> **EXERCISE MATERIAL**
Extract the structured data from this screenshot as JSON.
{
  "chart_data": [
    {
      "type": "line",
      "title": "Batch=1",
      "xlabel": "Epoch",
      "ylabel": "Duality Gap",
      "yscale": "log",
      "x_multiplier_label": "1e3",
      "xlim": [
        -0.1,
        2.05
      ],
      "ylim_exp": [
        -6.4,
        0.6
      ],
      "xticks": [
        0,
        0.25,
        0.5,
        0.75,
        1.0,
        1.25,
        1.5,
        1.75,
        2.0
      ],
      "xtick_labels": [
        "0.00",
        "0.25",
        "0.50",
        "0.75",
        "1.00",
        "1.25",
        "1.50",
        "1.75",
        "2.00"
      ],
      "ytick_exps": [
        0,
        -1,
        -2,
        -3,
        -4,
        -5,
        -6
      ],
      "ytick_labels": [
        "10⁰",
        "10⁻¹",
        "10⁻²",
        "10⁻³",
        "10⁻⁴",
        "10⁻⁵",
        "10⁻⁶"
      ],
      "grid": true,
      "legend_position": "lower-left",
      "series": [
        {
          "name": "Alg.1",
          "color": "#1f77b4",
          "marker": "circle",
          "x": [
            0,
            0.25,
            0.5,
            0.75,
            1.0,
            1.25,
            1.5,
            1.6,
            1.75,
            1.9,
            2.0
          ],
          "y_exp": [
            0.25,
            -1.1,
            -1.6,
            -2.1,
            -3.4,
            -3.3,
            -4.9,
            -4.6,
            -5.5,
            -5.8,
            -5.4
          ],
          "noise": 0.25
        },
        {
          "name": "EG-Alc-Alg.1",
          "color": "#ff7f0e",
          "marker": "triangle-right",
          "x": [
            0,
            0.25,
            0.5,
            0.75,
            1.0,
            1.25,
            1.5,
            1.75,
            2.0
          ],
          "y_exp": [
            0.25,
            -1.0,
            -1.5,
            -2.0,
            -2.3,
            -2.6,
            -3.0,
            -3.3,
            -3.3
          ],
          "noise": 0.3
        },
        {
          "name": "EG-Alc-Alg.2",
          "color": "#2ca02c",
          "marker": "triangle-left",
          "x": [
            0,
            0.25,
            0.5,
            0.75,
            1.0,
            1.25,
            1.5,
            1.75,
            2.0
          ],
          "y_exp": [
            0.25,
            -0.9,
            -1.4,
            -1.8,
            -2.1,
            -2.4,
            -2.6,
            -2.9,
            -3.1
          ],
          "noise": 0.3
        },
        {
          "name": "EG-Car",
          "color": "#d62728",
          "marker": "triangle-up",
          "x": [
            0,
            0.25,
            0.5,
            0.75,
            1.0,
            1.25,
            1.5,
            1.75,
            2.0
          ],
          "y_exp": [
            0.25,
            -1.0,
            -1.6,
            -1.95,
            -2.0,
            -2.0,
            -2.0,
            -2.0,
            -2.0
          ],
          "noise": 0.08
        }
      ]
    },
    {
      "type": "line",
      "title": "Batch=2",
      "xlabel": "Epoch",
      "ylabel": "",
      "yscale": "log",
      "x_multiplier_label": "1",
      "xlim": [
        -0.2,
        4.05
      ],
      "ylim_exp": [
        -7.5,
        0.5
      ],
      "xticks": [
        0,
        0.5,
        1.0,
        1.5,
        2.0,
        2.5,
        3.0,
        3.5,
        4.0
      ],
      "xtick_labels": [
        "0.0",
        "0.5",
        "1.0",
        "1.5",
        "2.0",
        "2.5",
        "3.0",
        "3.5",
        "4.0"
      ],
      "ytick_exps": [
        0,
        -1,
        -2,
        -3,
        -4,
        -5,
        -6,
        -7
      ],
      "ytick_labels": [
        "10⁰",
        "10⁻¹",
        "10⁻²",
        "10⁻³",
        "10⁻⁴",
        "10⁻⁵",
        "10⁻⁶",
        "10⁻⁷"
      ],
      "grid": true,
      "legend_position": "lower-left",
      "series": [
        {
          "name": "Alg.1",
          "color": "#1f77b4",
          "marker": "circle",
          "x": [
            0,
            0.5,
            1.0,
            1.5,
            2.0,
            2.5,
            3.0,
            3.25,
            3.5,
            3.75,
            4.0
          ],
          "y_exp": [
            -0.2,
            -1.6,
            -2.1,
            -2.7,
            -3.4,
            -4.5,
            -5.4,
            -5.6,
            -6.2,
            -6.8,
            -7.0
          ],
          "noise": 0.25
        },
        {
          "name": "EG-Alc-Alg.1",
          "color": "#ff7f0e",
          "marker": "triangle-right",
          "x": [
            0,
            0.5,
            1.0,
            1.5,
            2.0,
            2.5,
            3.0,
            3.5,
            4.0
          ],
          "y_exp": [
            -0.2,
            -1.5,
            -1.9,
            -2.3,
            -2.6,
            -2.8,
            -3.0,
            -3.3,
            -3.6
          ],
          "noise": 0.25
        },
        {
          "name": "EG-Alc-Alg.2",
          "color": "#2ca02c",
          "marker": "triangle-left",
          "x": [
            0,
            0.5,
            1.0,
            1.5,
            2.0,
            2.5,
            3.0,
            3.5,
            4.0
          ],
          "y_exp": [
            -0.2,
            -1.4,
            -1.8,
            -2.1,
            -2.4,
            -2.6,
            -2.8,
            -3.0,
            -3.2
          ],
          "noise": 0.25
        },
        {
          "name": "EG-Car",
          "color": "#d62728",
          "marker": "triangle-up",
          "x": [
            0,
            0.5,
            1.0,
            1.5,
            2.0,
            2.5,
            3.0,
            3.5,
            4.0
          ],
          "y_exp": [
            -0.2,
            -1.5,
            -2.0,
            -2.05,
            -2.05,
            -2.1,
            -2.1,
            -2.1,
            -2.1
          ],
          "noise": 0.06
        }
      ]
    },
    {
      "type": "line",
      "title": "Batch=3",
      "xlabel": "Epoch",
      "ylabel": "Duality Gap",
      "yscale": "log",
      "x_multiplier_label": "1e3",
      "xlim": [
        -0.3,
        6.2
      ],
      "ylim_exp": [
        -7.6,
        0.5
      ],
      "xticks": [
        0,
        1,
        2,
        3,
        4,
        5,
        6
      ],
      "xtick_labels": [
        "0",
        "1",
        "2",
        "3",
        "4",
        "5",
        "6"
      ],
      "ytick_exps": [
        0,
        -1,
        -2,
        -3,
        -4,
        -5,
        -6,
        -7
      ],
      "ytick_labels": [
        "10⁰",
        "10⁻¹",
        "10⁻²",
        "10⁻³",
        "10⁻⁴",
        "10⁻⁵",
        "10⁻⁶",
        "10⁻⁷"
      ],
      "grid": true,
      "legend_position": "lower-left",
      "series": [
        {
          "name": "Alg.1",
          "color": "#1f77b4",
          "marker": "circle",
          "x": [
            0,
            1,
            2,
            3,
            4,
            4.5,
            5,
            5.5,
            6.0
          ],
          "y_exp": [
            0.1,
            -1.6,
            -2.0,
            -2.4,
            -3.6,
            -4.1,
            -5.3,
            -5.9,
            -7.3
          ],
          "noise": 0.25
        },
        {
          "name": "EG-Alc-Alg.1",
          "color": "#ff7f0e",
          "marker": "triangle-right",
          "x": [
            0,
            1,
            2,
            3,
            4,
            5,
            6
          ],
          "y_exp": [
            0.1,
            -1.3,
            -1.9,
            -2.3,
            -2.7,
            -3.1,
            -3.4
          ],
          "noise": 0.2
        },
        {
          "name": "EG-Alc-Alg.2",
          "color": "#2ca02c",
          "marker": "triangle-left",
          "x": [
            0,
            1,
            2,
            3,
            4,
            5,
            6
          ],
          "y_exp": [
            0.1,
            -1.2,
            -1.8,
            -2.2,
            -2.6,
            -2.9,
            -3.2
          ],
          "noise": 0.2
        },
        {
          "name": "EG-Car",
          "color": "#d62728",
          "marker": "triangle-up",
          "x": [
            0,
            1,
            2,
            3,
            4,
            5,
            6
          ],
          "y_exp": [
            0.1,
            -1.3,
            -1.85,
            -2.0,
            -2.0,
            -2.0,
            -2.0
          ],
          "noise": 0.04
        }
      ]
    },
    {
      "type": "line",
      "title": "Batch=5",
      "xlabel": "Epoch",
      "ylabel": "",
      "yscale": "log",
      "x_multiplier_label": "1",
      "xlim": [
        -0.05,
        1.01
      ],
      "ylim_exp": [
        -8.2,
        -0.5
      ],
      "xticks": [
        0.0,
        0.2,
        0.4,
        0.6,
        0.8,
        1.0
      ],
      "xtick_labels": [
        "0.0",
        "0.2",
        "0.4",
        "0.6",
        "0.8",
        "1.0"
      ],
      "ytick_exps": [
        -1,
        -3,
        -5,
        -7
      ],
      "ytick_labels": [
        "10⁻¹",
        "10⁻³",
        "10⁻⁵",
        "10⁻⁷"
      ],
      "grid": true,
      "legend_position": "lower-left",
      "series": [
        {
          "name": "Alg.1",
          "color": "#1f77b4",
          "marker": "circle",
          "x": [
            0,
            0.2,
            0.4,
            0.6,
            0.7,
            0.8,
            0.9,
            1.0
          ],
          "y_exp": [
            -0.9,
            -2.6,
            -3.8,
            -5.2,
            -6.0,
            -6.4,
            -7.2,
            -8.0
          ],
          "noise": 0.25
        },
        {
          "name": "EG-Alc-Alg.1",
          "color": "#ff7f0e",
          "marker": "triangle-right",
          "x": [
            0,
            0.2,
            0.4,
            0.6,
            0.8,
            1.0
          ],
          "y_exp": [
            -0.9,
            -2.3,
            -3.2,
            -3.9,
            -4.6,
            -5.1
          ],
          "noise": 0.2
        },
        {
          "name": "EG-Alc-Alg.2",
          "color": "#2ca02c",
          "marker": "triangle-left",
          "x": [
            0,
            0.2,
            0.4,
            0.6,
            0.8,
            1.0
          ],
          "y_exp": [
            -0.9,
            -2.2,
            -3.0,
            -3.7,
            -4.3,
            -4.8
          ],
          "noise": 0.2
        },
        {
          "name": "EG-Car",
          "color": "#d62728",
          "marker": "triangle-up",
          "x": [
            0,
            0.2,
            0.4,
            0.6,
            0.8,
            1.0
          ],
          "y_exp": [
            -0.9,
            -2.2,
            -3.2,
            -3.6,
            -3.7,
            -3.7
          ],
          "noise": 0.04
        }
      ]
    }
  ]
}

> **WHAT IS REQUIRED**
From the data above, work out how many lines contain the string "Batch" and reply with only the number.

> **CORRECT RESPONSE**
4